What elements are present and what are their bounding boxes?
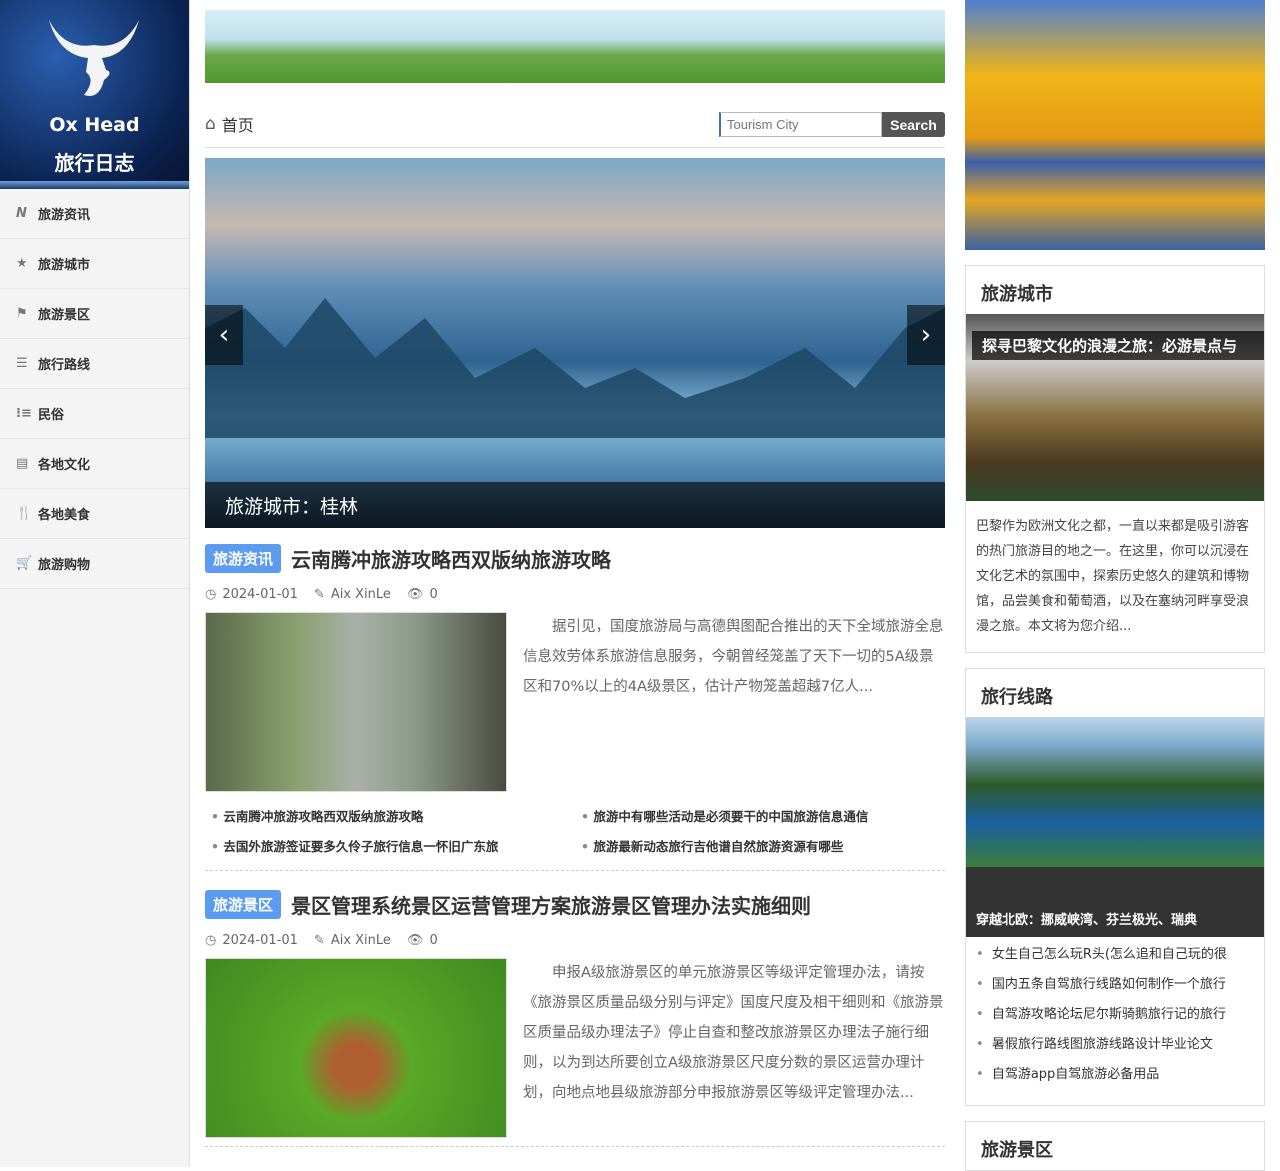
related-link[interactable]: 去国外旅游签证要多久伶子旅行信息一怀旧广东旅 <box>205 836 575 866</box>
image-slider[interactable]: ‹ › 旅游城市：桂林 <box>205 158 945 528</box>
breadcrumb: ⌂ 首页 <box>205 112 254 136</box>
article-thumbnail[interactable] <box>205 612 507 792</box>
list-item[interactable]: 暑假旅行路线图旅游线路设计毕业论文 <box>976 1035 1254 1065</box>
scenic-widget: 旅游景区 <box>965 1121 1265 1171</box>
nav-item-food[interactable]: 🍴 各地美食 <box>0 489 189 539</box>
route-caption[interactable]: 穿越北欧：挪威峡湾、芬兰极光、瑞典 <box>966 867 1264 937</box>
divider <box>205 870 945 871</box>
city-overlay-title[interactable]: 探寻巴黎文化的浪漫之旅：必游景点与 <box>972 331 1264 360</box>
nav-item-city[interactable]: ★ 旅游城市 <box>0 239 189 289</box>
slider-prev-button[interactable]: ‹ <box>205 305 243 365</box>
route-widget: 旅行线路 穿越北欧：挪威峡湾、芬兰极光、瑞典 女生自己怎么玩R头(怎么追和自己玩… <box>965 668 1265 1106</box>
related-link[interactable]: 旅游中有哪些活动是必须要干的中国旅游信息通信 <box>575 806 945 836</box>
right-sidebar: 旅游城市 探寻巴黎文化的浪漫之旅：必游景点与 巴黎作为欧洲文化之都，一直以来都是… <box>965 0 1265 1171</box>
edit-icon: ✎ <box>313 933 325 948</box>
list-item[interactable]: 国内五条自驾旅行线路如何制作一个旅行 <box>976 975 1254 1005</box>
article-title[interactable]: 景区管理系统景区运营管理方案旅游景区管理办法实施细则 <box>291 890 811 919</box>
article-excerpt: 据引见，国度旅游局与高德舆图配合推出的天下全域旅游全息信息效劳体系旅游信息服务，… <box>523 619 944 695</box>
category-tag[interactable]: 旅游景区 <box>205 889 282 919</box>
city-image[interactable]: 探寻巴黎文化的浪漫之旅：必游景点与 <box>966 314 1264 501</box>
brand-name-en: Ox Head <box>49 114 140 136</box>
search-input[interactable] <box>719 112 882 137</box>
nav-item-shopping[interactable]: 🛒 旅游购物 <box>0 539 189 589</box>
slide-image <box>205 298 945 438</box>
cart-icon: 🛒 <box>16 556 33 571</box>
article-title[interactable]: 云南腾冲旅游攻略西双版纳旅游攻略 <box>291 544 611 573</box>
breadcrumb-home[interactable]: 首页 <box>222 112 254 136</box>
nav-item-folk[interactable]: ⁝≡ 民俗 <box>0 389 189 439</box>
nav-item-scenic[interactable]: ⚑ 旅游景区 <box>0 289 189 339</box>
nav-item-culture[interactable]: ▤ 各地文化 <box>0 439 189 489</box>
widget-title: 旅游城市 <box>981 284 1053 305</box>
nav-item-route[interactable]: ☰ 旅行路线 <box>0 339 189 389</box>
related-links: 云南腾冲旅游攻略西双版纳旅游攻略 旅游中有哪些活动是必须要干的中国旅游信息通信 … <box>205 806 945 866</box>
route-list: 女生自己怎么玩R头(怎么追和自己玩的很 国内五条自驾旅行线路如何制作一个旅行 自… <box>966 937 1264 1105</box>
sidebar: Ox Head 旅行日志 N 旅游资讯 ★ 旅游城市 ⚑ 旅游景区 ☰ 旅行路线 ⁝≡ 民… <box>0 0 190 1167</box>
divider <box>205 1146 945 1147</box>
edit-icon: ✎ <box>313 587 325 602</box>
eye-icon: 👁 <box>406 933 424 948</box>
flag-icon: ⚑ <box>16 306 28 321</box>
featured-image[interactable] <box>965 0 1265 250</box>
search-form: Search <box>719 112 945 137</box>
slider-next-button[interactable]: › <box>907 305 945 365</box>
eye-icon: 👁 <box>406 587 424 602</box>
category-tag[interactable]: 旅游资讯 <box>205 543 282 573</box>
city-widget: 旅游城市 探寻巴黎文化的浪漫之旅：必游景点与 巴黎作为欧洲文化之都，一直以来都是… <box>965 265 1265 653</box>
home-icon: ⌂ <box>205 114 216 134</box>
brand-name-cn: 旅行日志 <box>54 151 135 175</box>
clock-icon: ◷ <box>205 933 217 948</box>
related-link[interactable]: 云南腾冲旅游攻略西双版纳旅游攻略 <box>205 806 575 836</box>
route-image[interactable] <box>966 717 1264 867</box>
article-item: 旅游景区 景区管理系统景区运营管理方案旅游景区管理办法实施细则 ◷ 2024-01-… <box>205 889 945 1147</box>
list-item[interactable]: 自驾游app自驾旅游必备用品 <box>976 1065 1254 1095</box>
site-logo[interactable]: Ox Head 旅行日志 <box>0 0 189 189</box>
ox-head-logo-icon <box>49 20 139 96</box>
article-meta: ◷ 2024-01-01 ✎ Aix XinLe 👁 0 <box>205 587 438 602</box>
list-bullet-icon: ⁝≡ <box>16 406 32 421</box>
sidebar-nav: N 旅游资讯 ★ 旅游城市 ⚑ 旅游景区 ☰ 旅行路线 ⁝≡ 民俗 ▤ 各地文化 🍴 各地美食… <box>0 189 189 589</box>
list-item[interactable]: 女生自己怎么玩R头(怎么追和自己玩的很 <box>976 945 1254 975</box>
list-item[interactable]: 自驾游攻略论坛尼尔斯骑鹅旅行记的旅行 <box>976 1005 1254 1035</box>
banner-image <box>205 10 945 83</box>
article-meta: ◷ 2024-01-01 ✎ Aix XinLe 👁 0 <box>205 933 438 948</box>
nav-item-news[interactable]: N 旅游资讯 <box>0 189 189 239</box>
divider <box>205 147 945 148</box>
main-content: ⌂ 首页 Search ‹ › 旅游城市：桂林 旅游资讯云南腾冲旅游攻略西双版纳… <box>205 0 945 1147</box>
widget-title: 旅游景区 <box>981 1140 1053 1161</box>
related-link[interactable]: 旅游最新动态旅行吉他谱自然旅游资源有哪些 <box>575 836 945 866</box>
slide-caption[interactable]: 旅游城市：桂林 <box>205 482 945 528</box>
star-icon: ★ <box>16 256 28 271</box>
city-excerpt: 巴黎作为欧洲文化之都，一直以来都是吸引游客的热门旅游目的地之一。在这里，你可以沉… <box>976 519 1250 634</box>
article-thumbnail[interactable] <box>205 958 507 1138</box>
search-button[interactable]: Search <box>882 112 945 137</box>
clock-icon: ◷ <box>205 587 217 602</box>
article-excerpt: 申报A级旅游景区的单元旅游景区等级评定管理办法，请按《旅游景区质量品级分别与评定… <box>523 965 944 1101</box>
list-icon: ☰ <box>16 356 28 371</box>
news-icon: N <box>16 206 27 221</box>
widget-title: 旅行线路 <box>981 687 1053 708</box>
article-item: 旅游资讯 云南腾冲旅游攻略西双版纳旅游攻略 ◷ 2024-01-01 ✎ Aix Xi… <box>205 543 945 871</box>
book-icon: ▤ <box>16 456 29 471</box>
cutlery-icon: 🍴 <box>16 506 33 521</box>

----------------------------------------

▶ _WORK INSTRUCTIONS_
Transcribe all of the records above line for line, leaving the pictures out of the answer.

▶ _WRITTEN REPLY_
What elements are present and what are their bounding boxes?
related-link[interactable]: 去国外旅游签证要多久伶子旅行信息一怀旧广东旅 <box>205 836 575 866</box>
image-slider[interactable]: ‹ › 旅游城市：桂林 <box>205 158 945 528</box>
breadcrumb: ⌂ 首页 <box>205 112 254 136</box>
article-thumbnail[interactable] <box>205 612 507 792</box>
list-item[interactable]: 暑假旅行路线图旅游线路设计毕业论文 <box>976 1035 1254 1065</box>
scenic-widget: 旅游景区 <box>965 1121 1265 1171</box>
nav-item-food[interactable]: 🍴 各地美食 <box>0 489 189 539</box>
route-caption[interactable]: 穿越北欧：挪威峡湾、芬兰极光、瑞典 <box>966 867 1264 937</box>
divider <box>205 870 945 871</box>
city-overlay-title[interactable]: 探寻巴黎文化的浪漫之旅：必游景点与 <box>972 331 1264 360</box>
nav-item-city[interactable]: ★ 旅游城市 <box>0 239 189 289</box>
slider-prev-button[interactable]: ‹ <box>205 305 243 365</box>
route-widget: 旅行线路 穿越北欧：挪威峡湾、芬兰极光、瑞典 女生自己怎么玩R头(怎么追和自己玩… <box>965 668 1265 1106</box>
related-link[interactable]: 旅游中有哪些活动是必须要干的中国旅游信息通信 <box>575 806 945 836</box>
right-sidebar: 旅游城市 探寻巴黎文化的浪漫之旅：必游景点与 巴黎作为欧洲文化之都，一直以来都是… <box>965 0 1265 1171</box>
edit-icon: ✎ <box>313 933 325 948</box>
list-item[interactable]: 国内五条自驾旅行线路如何制作一个旅行 <box>976 975 1254 1005</box>
article-title[interactable]: 景区管理系统景区运营管理方案旅游景区管理办法实施细则 <box>291 890 811 919</box>
article-excerpt: 据引见，国度旅游局与高德舆图配合推出的天下全域旅游全息信息效劳体系旅游信息服务，… <box>523 619 944 695</box>
category-tag[interactable]: 旅游景区 <box>205 889 282 919</box>
city-image[interactable]: 探寻巴黎文化的浪漫之旅：必游景点与 <box>966 314 1264 501</box>
brand-name-en: Ox Head <box>49 114 140 136</box>
search-input[interactable] <box>719 112 882 137</box>
nav-item-shopping[interactable]: 🛒 旅游购物 <box>0 539 189 589</box>
slide-image <box>205 298 945 438</box>
cart-icon: 🛒 <box>16 556 33 571</box>
article-title[interactable]: 云南腾冲旅游攻略西双版纳旅游攻略 <box>291 544 611 573</box>
breadcrumb-home[interactable]: 首页 <box>222 112 254 136</box>
nav-item-folk[interactable]: ⁝≡ 民俗 <box>0 389 189 439</box>
nav-item-scenic[interactable]: ⚑ 旅游景区 <box>0 289 189 339</box>
nav-item-culture[interactable]: ▤ 各地文化 <box>0 439 189 489</box>
widget-title: 旅游城市 <box>981 284 1053 305</box>
nav-item-route[interactable]: ☰ 旅行路线 <box>0 339 189 389</box>
related-links: 云南腾冲旅游攻略西双版纳旅游攻略 旅游中有哪些活动是必须要干的中国旅游信息通信 … <box>205 806 945 866</box>
route-list: 女生自己怎么玩R头(怎么追和自己玩的很 国内五条自驾旅行线路如何制作一个旅行 自… <box>966 937 1264 1105</box>
sidebar: Ox Head 旅行日志 N 旅游资讯 ★ 旅游城市 ⚑ 旅游景区 ☰ 旅行路线 ⁝≡ 民… <box>0 0 190 1167</box>
divider <box>205 1146 945 1147</box>
edit-icon: ✎ <box>313 587 325 602</box>
eye-icon: 👁 <box>406 933 424 948</box>
flag-icon: ⚑ <box>16 306 28 321</box>
featured-image[interactable] <box>965 0 1265 250</box>
search-form: Search <box>719 112 945 137</box>
slider-next-button[interactable]: › <box>907 305 945 365</box>
eye-icon: 👁 <box>406 587 424 602</box>
category-tag[interactable]: 旅游资讯 <box>205 543 282 573</box>
city-widget: 旅游城市 探寻巴黎文化的浪漫之旅：必游景点与 巴黎作为欧洲文化之都，一直以来都是… <box>965 265 1265 653</box>
home-icon: ⌂ <box>205 114 216 134</box>
brand-name-cn: 旅行日志 <box>54 151 135 175</box>
clock-icon: ◷ <box>205 933 217 948</box>
related-link[interactable]: 云南腾冲旅游攻略西双版纳旅游攻略 <box>205 806 575 836</box>
route-image[interactable] <box>966 717 1264 867</box>
article-item: 旅游景区 景区管理系统景区运营管理方案旅游景区管理办法实施细则 ◷ 2024-01-… <box>205 889 945 1147</box>
list-item[interactable]: 自驾游app自驾旅游必备用品 <box>976 1065 1254 1095</box>
site-logo[interactable]: Ox Head 旅行日志 <box>0 0 189 189</box>
ox-head-logo-icon <box>49 20 139 96</box>
article-meta: ◷ 2024-01-01 ✎ Aix XinLe 👁 0 <box>205 587 438 602</box>
list-bullet-icon: ⁝≡ <box>16 406 32 421</box>
sidebar-nav: N 旅游资讯 ★ 旅游城市 ⚑ 旅游景区 ☰ 旅行路线 ⁝≡ 民俗 ▤ 各地文化 🍴 各地美食… <box>0 189 189 589</box>
list-item[interactable]: 女生自己怎么玩R头(怎么追和自己玩的很 <box>976 945 1254 975</box>
list-item[interactable]: 自驾游攻略论坛尼尔斯骑鹅旅行记的旅行 <box>976 1005 1254 1035</box>
banner-image <box>205 10 945 83</box>
article-meta: ◷ 2024-01-01 ✎ Aix XinLe 👁 0 <box>205 933 438 948</box>
nav-item-news[interactable]: N 旅游资讯 <box>0 189 189 239</box>
divider <box>205 147 945 148</box>
main-content: ⌂ 首页 Search ‹ › 旅游城市：桂林 旅游资讯云南腾冲旅游攻略西双版纳… <box>205 0 945 1147</box>
widget-title: 旅游景区 <box>981 1140 1053 1161</box>
related-link[interactable]: 旅游最新动态旅行吉他谱自然旅游资源有哪些 <box>575 836 945 866</box>
slide-caption[interactable]: 旅游城市：桂林 <box>205 482 945 528</box>
star-icon: ★ <box>16 256 28 271</box>
city-excerpt: 巴黎作为欧洲文化之都，一直以来都是吸引游客的热门旅游目的地之一。在这里，你可以沉… <box>976 519 1250 634</box>
article-thumbnail[interactable] <box>205 958 507 1138</box>
search-button[interactable]: Search <box>882 112 945 137</box>
clock-icon: ◷ <box>205 587 217 602</box>
article-excerpt: 申报A级旅游景区的单元旅游景区等级评定管理办法，请按《旅游景区质量品级分别与评定… <box>523 965 944 1101</box>
list-icon: ☰ <box>16 356 28 371</box>
news-icon: N <box>16 206 27 221</box>
widget-title: 旅行线路 <box>981 687 1053 708</box>
article-item: 旅游资讯 云南腾冲旅游攻略西双版纳旅游攻略 ◷ 2024-01-01 ✎ Aix Xi… <box>205 543 945 871</box>
book-icon: ▤ <box>16 456 29 471</box>
cutlery-icon: 🍴 <box>16 506 33 521</box>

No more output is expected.